Format every line of the material as a numbered list, omitting any blank lines.

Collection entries

····················

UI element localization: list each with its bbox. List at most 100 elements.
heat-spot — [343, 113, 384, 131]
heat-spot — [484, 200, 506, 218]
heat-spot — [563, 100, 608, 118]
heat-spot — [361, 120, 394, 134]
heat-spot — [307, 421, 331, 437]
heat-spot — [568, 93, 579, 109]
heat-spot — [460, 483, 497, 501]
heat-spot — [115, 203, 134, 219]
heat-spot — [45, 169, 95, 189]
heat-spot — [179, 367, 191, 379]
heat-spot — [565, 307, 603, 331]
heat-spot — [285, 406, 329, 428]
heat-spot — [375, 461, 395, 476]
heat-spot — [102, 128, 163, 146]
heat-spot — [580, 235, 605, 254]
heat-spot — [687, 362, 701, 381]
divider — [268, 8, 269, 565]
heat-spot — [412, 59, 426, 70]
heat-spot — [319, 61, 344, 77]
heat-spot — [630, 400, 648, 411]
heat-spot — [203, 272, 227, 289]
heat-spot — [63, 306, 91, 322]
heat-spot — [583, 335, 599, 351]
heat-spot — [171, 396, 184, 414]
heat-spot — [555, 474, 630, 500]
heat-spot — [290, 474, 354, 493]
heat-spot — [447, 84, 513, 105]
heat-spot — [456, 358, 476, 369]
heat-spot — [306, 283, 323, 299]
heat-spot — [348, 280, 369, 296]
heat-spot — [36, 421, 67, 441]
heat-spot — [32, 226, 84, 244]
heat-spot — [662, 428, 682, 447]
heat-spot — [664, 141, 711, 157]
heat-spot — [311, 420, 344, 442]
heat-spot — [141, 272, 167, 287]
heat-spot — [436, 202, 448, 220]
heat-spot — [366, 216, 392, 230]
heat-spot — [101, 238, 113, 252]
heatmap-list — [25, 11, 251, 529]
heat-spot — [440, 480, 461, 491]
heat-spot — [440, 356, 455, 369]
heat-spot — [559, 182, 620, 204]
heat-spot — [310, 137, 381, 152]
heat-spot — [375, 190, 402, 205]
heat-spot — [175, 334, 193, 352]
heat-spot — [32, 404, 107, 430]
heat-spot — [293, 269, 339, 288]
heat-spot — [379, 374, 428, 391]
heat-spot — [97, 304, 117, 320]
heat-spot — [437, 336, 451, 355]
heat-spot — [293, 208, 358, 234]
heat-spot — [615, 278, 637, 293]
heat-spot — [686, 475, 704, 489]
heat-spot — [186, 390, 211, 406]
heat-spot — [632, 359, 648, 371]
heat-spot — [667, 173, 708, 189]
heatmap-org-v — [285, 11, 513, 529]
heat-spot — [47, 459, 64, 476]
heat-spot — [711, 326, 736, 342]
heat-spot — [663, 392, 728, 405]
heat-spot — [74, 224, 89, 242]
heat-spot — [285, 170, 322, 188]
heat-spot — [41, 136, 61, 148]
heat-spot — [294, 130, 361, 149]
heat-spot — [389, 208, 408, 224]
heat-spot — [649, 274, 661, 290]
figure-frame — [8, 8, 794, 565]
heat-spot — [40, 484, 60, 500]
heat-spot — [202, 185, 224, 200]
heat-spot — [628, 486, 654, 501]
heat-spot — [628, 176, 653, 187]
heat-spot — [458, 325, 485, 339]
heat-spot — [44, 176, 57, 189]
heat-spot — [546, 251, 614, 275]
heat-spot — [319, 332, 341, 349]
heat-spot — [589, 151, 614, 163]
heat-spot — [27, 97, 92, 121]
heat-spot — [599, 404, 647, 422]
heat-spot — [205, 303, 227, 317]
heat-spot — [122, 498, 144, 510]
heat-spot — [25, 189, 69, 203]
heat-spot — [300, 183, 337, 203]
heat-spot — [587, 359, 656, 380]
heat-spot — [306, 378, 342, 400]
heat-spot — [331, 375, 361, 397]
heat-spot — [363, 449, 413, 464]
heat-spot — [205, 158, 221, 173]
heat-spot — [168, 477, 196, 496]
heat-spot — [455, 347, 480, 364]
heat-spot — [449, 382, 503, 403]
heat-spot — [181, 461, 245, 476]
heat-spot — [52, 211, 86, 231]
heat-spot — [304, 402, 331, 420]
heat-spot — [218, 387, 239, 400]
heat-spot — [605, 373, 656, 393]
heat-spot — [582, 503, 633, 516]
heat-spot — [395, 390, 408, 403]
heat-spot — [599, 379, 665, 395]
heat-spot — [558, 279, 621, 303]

····················

SOLUTION TO THIS TASK
1. UI element localization: list each with its bbox. List at most 100 elements.
2. heat-spot — [343, 113, 384, 131]
3. heat-spot — [484, 200, 506, 218]
4. heat-spot — [563, 100, 608, 118]
5. heat-spot — [361, 120, 394, 134]
6. heat-spot — [307, 421, 331, 437]
7. heat-spot — [568, 93, 579, 109]
8. heat-spot — [460, 483, 497, 501]
9. heat-spot — [115, 203, 134, 219]
10. heat-spot — [45, 169, 95, 189]
11. heat-spot — [179, 367, 191, 379]
12. heat-spot — [565, 307, 603, 331]
13. heat-spot — [285, 406, 329, 428]
14. heat-spot — [375, 461, 395, 476]
15. heat-spot — [102, 128, 163, 146]
16. heat-spot — [580, 235, 605, 254]
17. heat-spot — [687, 362, 701, 381]
18. divider — [268, 8, 269, 565]
19. heat-spot — [412, 59, 426, 70]
20. heat-spot — [319, 61, 344, 77]
21. heat-spot — [630, 400, 648, 411]
22. heat-spot — [203, 272, 227, 289]
23. heat-spot — [63, 306, 91, 322]
24. heat-spot — [583, 335, 599, 351]
25. heat-spot — [171, 396, 184, 414]
26. heat-spot — [555, 474, 630, 500]
27. heat-spot — [290, 474, 354, 493]
28. heat-spot — [447, 84, 513, 105]
29. heat-spot — [456, 358, 476, 369]
30. heat-spot — [306, 283, 323, 299]
31. heat-spot — [348, 280, 369, 296]
32. heat-spot — [36, 421, 67, 441]
33. heat-spot — [32, 226, 84, 244]
34. heat-spot — [662, 428, 682, 447]
35. heat-spot — [664, 141, 711, 157]
36. heat-spot — [311, 420, 344, 442]
37. heat-spot — [141, 272, 167, 287]
38. heat-spot — [436, 202, 448, 220]
39. heat-spot — [366, 216, 392, 230]
40. heat-spot — [101, 238, 113, 252]
41. heatmap-list — [25, 11, 251, 529]
42. heat-spot — [440, 480, 461, 491]
43. heat-spot — [440, 356, 455, 369]
44. heat-spot — [559, 182, 620, 204]
45. heat-spot — [310, 137, 381, 152]
46. heat-spot — [375, 190, 402, 205]
47. heat-spot — [175, 334, 193, 352]
48. heat-spot — [32, 404, 107, 430]
49. heat-spot — [293, 269, 339, 288]
50. heat-spot — [379, 374, 428, 391]
51. heat-spot — [97, 304, 117, 320]
52. heat-spot — [437, 336, 451, 355]
53. heat-spot — [293, 208, 358, 234]
54. heat-spot — [615, 278, 637, 293]
55. heat-spot — [686, 475, 704, 489]
56. heat-spot — [186, 390, 211, 406]
57. heat-spot — [632, 359, 648, 371]
58. heat-spot — [667, 173, 708, 189]
59. heatmap-org-v — [285, 11, 513, 529]
60. heat-spot — [47, 459, 64, 476]
61. heat-spot — [711, 326, 736, 342]
62. heat-spot — [663, 392, 728, 405]
63. heat-spot — [74, 224, 89, 242]
64. heat-spot — [285, 170, 322, 188]
65. heat-spot — [41, 136, 61, 148]
66. heat-spot — [294, 130, 361, 149]
67. heat-spot — [389, 208, 408, 224]
68. heat-spot — [649, 274, 661, 290]
69. figure-frame — [8, 8, 794, 565]
70. heat-spot — [40, 484, 60, 500]
71. heat-spot — [202, 185, 224, 200]
72. heat-spot — [628, 486, 654, 501]
73. heat-spot — [628, 176, 653, 187]
74. heat-spot — [458, 325, 485, 339]
75. heat-spot — [44, 176, 57, 189]
76. heat-spot — [546, 251, 614, 275]
77. heat-spot — [319, 332, 341, 349]
78. heat-spot — [589, 151, 614, 163]
79. heat-spot — [27, 97, 92, 121]
80. heat-spot — [599, 404, 647, 422]
81. heat-spot — [205, 303, 227, 317]
82. heat-spot — [122, 498, 144, 510]
83. heat-spot — [25, 189, 69, 203]
84. heat-spot — [300, 183, 337, 203]
85. heat-spot — [587, 359, 656, 380]
86. heat-spot — [306, 378, 342, 400]
87. heat-spot — [331, 375, 361, 397]
88. heat-spot — [363, 449, 413, 464]
89. heat-spot — [205, 158, 221, 173]
90. heat-spot — [168, 477, 196, 496]
91. heat-spot — [455, 347, 480, 364]
92. heat-spot — [449, 382, 503, 403]
93. heat-spot — [181, 461, 245, 476]
94. heat-spot — [52, 211, 86, 231]
95. heat-spot — [304, 402, 331, 420]
96. heat-spot — [218, 387, 239, 400]
97. heat-spot — [605, 373, 656, 393]
98. heat-spot — [582, 503, 633, 516]
99. heat-spot — [395, 390, 408, 403]
100. heat-spot — [599, 379, 665, 395]
101. heat-spot — [558, 279, 621, 303]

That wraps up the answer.